(Stored records)
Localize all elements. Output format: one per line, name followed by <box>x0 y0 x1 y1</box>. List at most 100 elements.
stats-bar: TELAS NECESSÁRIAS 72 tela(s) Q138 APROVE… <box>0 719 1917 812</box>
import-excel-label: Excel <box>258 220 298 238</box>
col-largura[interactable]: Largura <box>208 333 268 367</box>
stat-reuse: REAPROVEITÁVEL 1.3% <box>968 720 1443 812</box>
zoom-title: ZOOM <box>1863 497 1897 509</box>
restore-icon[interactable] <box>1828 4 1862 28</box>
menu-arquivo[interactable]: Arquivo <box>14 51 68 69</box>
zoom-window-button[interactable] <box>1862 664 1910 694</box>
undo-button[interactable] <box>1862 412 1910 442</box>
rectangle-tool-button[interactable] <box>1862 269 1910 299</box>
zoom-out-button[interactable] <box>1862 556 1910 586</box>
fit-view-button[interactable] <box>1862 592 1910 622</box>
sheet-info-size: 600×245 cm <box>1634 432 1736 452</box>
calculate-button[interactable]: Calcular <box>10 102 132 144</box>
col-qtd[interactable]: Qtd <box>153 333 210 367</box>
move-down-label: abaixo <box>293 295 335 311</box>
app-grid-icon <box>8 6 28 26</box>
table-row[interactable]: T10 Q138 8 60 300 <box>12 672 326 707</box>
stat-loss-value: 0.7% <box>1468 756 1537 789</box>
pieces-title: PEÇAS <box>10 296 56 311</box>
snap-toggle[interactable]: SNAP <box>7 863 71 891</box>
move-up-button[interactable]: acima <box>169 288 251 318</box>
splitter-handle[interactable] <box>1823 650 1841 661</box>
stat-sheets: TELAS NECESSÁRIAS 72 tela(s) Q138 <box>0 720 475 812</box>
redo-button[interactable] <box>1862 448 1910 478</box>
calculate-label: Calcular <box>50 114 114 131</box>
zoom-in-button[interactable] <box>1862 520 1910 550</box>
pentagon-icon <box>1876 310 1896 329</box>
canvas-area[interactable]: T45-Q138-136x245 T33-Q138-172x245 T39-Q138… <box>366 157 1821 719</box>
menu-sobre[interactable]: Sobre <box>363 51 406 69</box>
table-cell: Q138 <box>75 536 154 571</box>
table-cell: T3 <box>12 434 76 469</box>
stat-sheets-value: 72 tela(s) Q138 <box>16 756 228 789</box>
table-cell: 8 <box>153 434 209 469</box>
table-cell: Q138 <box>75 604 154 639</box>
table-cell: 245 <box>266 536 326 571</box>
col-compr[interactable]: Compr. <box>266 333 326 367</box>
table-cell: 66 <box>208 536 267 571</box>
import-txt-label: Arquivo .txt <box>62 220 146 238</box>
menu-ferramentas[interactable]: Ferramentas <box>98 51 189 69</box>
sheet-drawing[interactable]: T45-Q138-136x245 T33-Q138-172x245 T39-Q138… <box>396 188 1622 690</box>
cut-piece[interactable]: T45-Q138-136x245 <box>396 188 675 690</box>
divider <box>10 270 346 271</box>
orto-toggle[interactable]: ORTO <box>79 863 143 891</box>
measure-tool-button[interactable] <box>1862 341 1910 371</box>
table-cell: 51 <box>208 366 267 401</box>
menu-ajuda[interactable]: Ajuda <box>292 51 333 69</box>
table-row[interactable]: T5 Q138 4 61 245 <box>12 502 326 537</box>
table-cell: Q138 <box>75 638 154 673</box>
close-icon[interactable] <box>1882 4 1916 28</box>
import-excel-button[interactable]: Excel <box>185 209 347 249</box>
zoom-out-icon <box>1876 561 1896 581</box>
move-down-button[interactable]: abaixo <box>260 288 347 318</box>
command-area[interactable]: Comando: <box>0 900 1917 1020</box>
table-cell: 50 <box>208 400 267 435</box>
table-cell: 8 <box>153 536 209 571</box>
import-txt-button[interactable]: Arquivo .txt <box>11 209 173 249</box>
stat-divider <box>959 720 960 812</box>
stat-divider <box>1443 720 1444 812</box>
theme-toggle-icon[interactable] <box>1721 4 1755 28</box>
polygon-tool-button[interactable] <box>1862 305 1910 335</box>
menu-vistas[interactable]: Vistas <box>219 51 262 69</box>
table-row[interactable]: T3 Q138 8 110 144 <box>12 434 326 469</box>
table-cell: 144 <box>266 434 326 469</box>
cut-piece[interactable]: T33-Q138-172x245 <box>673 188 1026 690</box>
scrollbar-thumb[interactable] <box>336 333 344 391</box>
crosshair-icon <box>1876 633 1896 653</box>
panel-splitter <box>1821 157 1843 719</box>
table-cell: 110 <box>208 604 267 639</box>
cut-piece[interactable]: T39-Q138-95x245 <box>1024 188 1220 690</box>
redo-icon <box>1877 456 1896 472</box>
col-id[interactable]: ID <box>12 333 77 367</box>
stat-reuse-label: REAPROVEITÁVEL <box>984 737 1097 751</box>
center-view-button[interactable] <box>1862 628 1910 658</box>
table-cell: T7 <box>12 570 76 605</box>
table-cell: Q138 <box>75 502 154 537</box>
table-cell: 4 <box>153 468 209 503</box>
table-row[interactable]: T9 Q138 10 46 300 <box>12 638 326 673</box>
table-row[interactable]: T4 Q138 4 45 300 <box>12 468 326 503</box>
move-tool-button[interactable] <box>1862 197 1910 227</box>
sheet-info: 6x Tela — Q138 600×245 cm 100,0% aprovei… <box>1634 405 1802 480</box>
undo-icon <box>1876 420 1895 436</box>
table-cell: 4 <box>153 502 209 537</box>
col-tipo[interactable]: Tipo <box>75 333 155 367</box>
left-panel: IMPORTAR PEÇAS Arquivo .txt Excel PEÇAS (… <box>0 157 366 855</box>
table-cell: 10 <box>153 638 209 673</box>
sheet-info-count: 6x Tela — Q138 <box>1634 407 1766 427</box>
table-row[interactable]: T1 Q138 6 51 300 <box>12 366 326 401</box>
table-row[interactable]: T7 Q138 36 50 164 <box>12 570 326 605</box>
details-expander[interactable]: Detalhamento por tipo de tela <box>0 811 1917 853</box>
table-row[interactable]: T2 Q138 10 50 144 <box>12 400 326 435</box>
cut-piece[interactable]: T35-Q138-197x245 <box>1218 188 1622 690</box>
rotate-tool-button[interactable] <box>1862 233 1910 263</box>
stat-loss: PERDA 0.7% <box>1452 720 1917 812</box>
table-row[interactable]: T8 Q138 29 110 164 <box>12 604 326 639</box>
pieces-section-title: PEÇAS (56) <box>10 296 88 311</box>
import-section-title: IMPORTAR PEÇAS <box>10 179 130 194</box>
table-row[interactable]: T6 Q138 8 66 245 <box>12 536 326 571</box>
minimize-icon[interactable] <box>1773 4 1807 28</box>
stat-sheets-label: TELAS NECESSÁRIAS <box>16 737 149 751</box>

-- INSTRUCTION --
Update all of these lines by swapping each "elements" for "components" and keeping everything else the same.

-- ANSWER TO THIS TASK --
Localize all components. Output format: one per line, name followed by <box>x0 y0 x1 y1</box>. List at most 100 components.
stats-bar: TELAS NECESSÁRIAS 72 tela(s) Q138 APROVE… <box>0 719 1917 812</box>
import-excel-label: Excel <box>258 220 298 238</box>
col-largura[interactable]: Largura <box>208 333 268 367</box>
stat-reuse: REAPROVEITÁVEL 1.3% <box>968 720 1443 812</box>
zoom-title: ZOOM <box>1863 497 1897 509</box>
restore-icon[interactable] <box>1828 4 1862 28</box>
menu-arquivo[interactable]: Arquivo <box>14 51 68 69</box>
zoom-window-button[interactable] <box>1862 664 1910 694</box>
undo-button[interactable] <box>1862 412 1910 442</box>
rectangle-tool-button[interactable] <box>1862 269 1910 299</box>
zoom-out-button[interactable] <box>1862 556 1910 586</box>
fit-view-button[interactable] <box>1862 592 1910 622</box>
sheet-info-size: 600×245 cm <box>1634 432 1736 452</box>
calculate-button[interactable]: Calcular <box>10 102 132 144</box>
col-qtd[interactable]: Qtd <box>153 333 210 367</box>
move-down-label: abaixo <box>293 295 335 311</box>
app-grid-icon <box>8 6 28 26</box>
table-row[interactable]: T10 Q138 8 60 300 <box>12 672 326 707</box>
stat-loss-value: 0.7% <box>1468 756 1537 789</box>
pieces-title: PEÇAS <box>10 296 56 311</box>
snap-toggle[interactable]: SNAP <box>7 863 71 891</box>
move-up-button[interactable]: acima <box>169 288 251 318</box>
splitter-handle[interactable] <box>1823 650 1841 661</box>
stat-sheets: TELAS NECESSÁRIAS 72 tela(s) Q138 <box>0 720 475 812</box>
redo-button[interactable] <box>1862 448 1910 478</box>
calculate-label: Calcular <box>50 114 114 131</box>
zoom-in-button[interactable] <box>1862 520 1910 550</box>
pentagon-icon <box>1876 310 1896 329</box>
canvas-area[interactable]: T45-Q138-136x245 T33-Q138-172x245 T39-Q138… <box>366 157 1821 719</box>
menu-sobre[interactable]: Sobre <box>363 51 406 69</box>
table-cell: Q138 <box>75 536 154 571</box>
table-cell: T3 <box>12 434 76 469</box>
stat-sheets-value: 72 tela(s) Q138 <box>16 756 228 789</box>
table-cell: 8 <box>153 434 209 469</box>
table-cell: Q138 <box>75 604 154 639</box>
table-cell: 245 <box>266 536 326 571</box>
col-compr[interactable]: Compr. <box>266 333 326 367</box>
table-cell: 66 <box>208 536 267 571</box>
import-txt-label: Arquivo .txt <box>62 220 146 238</box>
menu-ferramentas[interactable]: Ferramentas <box>98 51 189 69</box>
sheet-drawing[interactable]: T45-Q138-136x245 T33-Q138-172x245 T39-Q138… <box>396 188 1622 690</box>
cut-piece[interactable]: T45-Q138-136x245 <box>396 188 675 690</box>
divider <box>10 270 346 271</box>
orto-toggle[interactable]: ORTO <box>79 863 143 891</box>
measure-tool-button[interactable] <box>1862 341 1910 371</box>
table-cell: 51 <box>208 366 267 401</box>
menu-ajuda[interactable]: Ajuda <box>292 51 333 69</box>
table-row[interactable]: T5 Q138 4 61 245 <box>12 502 326 537</box>
table-cell: Q138 <box>75 638 154 673</box>
close-icon[interactable] <box>1882 4 1916 28</box>
import-excel-button[interactable]: Excel <box>185 209 347 249</box>
zoom-out-icon <box>1876 561 1896 581</box>
move-down-button[interactable]: abaixo <box>260 288 347 318</box>
command-area[interactable]: Comando: <box>0 900 1917 1020</box>
table-cell: 50 <box>208 400 267 435</box>
table-cell: 8 <box>153 536 209 571</box>
import-txt-button[interactable]: Arquivo .txt <box>11 209 173 249</box>
stat-divider <box>959 720 960 812</box>
stat-divider <box>1443 720 1444 812</box>
theme-toggle-icon[interactable] <box>1721 4 1755 28</box>
polygon-tool-button[interactable] <box>1862 305 1910 335</box>
menu-vistas[interactable]: Vistas <box>219 51 262 69</box>
table-row[interactable]: T3 Q138 8 110 144 <box>12 434 326 469</box>
table-cell: 144 <box>266 434 326 469</box>
cut-piece[interactable]: T33-Q138-172x245 <box>673 188 1026 690</box>
scrollbar-thumb[interactable] <box>336 333 344 391</box>
crosshair-icon <box>1876 633 1896 653</box>
panel-splitter <box>1821 157 1843 719</box>
table-cell: 110 <box>208 604 267 639</box>
cut-piece[interactable]: T39-Q138-95x245 <box>1024 188 1220 690</box>
redo-icon <box>1877 456 1896 472</box>
col-id[interactable]: ID <box>12 333 77 367</box>
stat-reuse-label: REAPROVEITÁVEL <box>984 737 1097 751</box>
center-view-button[interactable] <box>1862 628 1910 658</box>
table-cell: T7 <box>12 570 76 605</box>
table-cell: Q138 <box>75 502 154 537</box>
table-cell: 4 <box>153 468 209 503</box>
table-row[interactable]: T9 Q138 10 46 300 <box>12 638 326 673</box>
table-row[interactable]: T4 Q138 4 45 300 <box>12 468 326 503</box>
move-tool-button[interactable] <box>1862 197 1910 227</box>
sheet-info: 6x Tela — Q138 600×245 cm 100,0% aprovei… <box>1634 405 1802 480</box>
undo-icon <box>1876 420 1895 436</box>
table-cell: 4 <box>153 502 209 537</box>
col-tipo[interactable]: Tipo <box>75 333 155 367</box>
left-panel: IMPORTAR PEÇAS Arquivo .txt Excel PEÇAS (… <box>0 157 366 855</box>
table-cell: 10 <box>153 638 209 673</box>
sheet-info-count: 6x Tela — Q138 <box>1634 407 1766 427</box>
table-row[interactable]: T1 Q138 6 51 300 <box>12 366 326 401</box>
table-row[interactable]: T7 Q138 36 50 164 <box>12 570 326 605</box>
details-expander[interactable]: Detalhamento por tipo de tela <box>0 811 1917 853</box>
table-row[interactable]: T2 Q138 10 50 144 <box>12 400 326 435</box>
cut-piece[interactable]: T35-Q138-197x245 <box>1218 188 1622 690</box>
rotate-tool-button[interactable] <box>1862 233 1910 263</box>
stat-loss: PERDA 0.7% <box>1452 720 1917 812</box>
table-row[interactable]: T8 Q138 29 110 164 <box>12 604 326 639</box>
pieces-section-title: PEÇAS (56) <box>10 296 88 311</box>
import-section-title: IMPORTAR PEÇAS <box>10 179 130 194</box>
table-row[interactable]: T6 Q138 8 66 245 <box>12 536 326 571</box>
minimize-icon[interactable] <box>1773 4 1807 28</box>
stat-sheets-label: TELAS NECESSÁRIAS <box>16 737 149 751</box>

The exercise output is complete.